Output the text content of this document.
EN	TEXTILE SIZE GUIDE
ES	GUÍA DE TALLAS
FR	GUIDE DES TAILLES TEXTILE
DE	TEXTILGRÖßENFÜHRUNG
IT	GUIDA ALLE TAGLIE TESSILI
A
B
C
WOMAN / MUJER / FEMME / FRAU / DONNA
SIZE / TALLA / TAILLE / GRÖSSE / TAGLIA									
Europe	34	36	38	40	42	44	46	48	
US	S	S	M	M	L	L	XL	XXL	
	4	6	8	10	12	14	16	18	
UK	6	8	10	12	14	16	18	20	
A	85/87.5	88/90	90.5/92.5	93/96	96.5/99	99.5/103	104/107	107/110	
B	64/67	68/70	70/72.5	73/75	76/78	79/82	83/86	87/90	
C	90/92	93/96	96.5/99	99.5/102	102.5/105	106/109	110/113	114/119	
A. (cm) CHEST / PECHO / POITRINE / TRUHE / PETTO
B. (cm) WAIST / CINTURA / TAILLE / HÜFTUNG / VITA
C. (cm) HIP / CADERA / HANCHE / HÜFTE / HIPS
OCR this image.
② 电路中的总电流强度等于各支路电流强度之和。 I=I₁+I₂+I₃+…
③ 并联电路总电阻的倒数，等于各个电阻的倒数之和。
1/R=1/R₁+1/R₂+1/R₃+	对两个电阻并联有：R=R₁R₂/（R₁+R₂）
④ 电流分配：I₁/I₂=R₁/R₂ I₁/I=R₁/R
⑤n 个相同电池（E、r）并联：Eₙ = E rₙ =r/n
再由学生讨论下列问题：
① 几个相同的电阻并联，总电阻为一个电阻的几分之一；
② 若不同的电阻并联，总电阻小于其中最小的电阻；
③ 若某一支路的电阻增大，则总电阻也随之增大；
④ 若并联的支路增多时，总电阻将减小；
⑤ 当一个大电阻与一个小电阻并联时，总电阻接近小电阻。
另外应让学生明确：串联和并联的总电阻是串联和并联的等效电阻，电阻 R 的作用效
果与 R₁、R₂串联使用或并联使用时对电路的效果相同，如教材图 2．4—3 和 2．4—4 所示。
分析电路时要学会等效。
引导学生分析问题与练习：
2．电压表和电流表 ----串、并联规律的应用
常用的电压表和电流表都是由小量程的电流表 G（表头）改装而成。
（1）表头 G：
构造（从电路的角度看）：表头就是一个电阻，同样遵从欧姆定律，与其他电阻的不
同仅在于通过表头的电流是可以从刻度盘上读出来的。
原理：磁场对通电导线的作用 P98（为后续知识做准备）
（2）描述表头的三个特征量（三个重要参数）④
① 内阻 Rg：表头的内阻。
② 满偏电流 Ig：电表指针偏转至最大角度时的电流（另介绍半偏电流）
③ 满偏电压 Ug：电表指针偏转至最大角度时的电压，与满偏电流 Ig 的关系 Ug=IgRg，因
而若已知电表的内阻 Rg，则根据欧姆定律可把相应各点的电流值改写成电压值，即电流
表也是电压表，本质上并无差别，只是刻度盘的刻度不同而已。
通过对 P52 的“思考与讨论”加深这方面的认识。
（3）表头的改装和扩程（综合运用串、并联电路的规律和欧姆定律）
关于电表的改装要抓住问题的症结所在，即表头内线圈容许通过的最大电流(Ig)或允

*To do:*
All of the data must be returned exactly.

*The answer:*
Output the text content of this document.
EN	TEXTILE SIZE GUIDE
ES	GUÍA DE TALLAS
FR	GUIDE DES TAILLES TEXTILE
DE	TEXTILGRÖßENFÜHRUNG
IT	GUIDA ALLE TAGLIE TESSILI
A
B
C
WOMAN / MUJER / FEMME / FRAU / DONNA
SIZE / TALLA / TAILLE / GRÖSSE / TAGLIA									
Europe	34	36	38	40	42	44	46	48	
US	S	S	M	M	L	L	XL	XXL	
	4	6	8	10	12	14	16	18	
UK	6	8	10	12	14	16	18	20	
A	85/87.5	88/90	90.5/92.5	93/96	96.5/99	99.5/103	104/107	107/110	
B	64/67	68/70	70/72.5	73/75	76/78	79/82	83/86	87/90	
C	90/92	93/96	96.5/99	99.5/102	102.5/105	106/109	110/113	114/119	
A. (cm) CHEST / PECHO / POITRINE / TRUHE / PETTO
B. (cm) WAIST / CINTURA / TAILLE / HÜFTUNG / VITA
C. (cm) HIP / CADERA / HANCHE / HÜFTE / HIPS
OCR this image.
② 电路中的总电流强度等于各支路电流强度之和。 I=I₁+I₂+I₃+…
③ 并联电路总电阻的倒数，等于各个电阻的倒数之和。
1/R=1/R₁+1/R₂+1/R₃+	对两个电阻并联有：R=R₁R₂/（R₁+R₂）
④ 电流分配：I₁/I₂=R₁/R₂ I₁/I=R₁/R
⑤n 个相同电池（E、r）并联：Eₙ = E rₙ =r/n
再由学生讨论下列问题：
① 几个相同的电阻并联，总电阻为一个电阻的几分之一；
② 若不同的电阻并联，总电阻小于其中最小的电阻；
③ 若某一支路的电阻增大，则总电阻也随之增大；
④ 若并联的支路增多时，总电阻将减小；
⑤ 当一个大电阻与一个小电阻并联时，总电阻接近小电阻。
另外应让学生明确：串联和并联的总电阻是串联和并联的等效电阻，电阻 R 的作用效
果与 R₁、R₂串联使用或并联使用时对电路的效果相同，如教材图 2．4—3 和 2．4—4 所示。
分析电路时要学会等效。
引导学生分析问题与练习：
2．电压表和电流表 ----串、并联规律的应用
常用的电压表和电流表都是由小量程的电流表 G（表头）改装而成。
（1）表头 G：
构造（从电路的角度看）：表头就是一个电阻，同样遵从欧姆定律，与其他电阻的不
同仅在于通过表头的电流是可以从刻度盘上读出来的。
原理：磁场对通电导线的作用 P98（为后续知识做准备）
（2）描述表头的三个特征量（三个重要参数）④
① 内阻 Rg：表头的内阻。
② 满偏电流 Ig：电表指针偏转至最大角度时的电流（另介绍半偏电流）
③ 满偏电压 Ug：电表指针偏转至最大角度时的电压，与满偏电流 Ig 的关系 Ug=IgRg，因
而若已知电表的内阻 Rg，则根据欧姆定律可把相应各点的电流值改写成电压值，即电流
表也是电压表，本质上并无差别，只是刻度盘的刻度不同而已。
通过对 P52 的“思考与讨论”加深这方面的认识。
（3）表头的改装和扩程（综合运用串、并联电路的规律和欧姆定律）
关于电表的改装要抓住问题的症结所在，即表头内线圈容许通过的最大电流(Ig)或允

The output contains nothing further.